### Instructions for the task
For each line that holds "Insertions", copy the line out.

## Begin Material to process

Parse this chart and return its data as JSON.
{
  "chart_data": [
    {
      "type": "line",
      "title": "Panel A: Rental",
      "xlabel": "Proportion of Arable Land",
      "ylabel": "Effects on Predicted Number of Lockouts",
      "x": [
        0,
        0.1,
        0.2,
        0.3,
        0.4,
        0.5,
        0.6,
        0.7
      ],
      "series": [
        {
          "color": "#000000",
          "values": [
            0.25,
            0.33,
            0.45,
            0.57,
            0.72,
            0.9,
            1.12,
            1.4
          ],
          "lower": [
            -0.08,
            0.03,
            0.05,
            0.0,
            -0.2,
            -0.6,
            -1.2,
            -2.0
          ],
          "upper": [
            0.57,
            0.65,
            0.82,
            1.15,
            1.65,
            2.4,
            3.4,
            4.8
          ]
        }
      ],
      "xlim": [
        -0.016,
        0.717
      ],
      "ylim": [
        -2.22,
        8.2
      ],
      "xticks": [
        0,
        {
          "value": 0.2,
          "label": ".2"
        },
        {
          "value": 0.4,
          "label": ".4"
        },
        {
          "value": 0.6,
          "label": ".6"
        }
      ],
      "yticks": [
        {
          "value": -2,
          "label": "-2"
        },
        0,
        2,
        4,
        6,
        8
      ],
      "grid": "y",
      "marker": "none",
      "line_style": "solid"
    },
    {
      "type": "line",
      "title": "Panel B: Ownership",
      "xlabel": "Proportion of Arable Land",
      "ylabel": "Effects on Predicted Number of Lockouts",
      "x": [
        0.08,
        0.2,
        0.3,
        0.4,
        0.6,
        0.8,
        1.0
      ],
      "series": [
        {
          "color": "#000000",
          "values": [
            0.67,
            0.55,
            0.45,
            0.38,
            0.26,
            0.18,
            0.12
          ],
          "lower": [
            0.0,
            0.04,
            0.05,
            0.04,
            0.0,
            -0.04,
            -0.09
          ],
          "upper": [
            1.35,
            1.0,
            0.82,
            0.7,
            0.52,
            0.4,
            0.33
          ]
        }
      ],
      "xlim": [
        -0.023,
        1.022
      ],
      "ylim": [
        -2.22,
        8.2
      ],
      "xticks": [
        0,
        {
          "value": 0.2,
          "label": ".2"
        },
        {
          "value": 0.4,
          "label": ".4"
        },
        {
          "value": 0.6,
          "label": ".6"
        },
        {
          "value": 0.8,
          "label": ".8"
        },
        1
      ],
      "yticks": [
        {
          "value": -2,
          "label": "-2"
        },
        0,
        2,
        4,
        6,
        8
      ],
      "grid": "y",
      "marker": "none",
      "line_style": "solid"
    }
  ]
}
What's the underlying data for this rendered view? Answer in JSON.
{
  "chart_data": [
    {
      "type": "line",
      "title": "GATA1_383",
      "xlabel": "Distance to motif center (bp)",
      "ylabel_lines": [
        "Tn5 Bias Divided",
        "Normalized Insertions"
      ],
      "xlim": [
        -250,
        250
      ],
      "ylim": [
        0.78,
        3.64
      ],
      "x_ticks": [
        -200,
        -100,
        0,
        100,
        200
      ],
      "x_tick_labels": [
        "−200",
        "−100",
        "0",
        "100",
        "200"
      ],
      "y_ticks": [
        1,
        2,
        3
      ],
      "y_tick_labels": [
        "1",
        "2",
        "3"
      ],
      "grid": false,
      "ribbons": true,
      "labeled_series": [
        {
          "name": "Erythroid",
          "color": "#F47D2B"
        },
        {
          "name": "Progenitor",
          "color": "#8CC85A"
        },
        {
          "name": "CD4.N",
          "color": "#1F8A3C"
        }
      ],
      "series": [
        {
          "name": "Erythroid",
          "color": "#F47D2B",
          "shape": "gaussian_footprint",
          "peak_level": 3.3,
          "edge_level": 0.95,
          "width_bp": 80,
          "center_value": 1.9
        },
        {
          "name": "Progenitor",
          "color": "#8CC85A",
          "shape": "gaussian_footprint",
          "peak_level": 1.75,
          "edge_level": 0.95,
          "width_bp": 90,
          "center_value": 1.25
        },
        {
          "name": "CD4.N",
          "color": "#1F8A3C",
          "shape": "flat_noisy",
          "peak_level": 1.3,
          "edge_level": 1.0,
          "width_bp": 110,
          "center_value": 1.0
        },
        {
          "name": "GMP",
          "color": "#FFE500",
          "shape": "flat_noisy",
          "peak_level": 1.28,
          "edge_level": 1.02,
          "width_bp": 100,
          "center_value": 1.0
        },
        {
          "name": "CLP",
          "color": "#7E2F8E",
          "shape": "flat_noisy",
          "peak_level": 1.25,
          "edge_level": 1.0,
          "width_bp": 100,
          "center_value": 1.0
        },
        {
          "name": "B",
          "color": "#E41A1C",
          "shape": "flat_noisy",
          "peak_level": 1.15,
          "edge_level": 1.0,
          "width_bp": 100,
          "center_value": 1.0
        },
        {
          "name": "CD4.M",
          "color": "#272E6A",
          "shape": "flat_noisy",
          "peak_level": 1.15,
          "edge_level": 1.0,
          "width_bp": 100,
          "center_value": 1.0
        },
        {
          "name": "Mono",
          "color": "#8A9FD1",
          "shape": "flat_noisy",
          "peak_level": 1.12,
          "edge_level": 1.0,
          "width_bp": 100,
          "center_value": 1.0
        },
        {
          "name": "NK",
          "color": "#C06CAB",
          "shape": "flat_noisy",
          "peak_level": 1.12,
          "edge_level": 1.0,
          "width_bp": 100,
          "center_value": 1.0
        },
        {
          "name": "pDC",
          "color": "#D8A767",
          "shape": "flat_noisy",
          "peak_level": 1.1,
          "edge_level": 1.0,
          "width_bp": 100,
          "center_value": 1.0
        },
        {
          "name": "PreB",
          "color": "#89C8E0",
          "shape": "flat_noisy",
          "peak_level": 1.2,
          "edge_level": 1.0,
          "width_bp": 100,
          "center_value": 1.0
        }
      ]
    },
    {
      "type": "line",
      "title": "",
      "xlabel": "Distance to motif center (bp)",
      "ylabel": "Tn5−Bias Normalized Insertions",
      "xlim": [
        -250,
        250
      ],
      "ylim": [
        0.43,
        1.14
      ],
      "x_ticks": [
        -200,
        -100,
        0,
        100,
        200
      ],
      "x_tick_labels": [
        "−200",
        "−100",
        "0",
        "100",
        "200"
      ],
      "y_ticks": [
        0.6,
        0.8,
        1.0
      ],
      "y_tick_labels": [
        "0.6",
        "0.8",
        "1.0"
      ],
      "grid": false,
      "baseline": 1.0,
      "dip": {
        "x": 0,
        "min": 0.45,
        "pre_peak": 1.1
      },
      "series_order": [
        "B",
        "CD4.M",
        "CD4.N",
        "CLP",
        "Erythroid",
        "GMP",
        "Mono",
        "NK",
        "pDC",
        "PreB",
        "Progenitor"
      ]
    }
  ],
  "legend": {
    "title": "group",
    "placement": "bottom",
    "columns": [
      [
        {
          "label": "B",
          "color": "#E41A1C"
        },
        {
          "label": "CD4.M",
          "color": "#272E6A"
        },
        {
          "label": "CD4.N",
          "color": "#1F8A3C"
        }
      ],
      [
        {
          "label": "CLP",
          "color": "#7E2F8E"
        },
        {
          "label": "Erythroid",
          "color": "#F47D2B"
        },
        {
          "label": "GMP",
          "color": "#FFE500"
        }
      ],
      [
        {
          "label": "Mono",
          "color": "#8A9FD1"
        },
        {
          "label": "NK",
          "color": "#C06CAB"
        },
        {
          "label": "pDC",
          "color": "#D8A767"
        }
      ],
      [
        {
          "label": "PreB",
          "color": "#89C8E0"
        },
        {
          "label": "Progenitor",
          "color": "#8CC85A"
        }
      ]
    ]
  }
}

## End Material to process

### Result of this task
        "Normalized Insertions"
      "ylabel": "Tn5−Bias Normalized Insertions",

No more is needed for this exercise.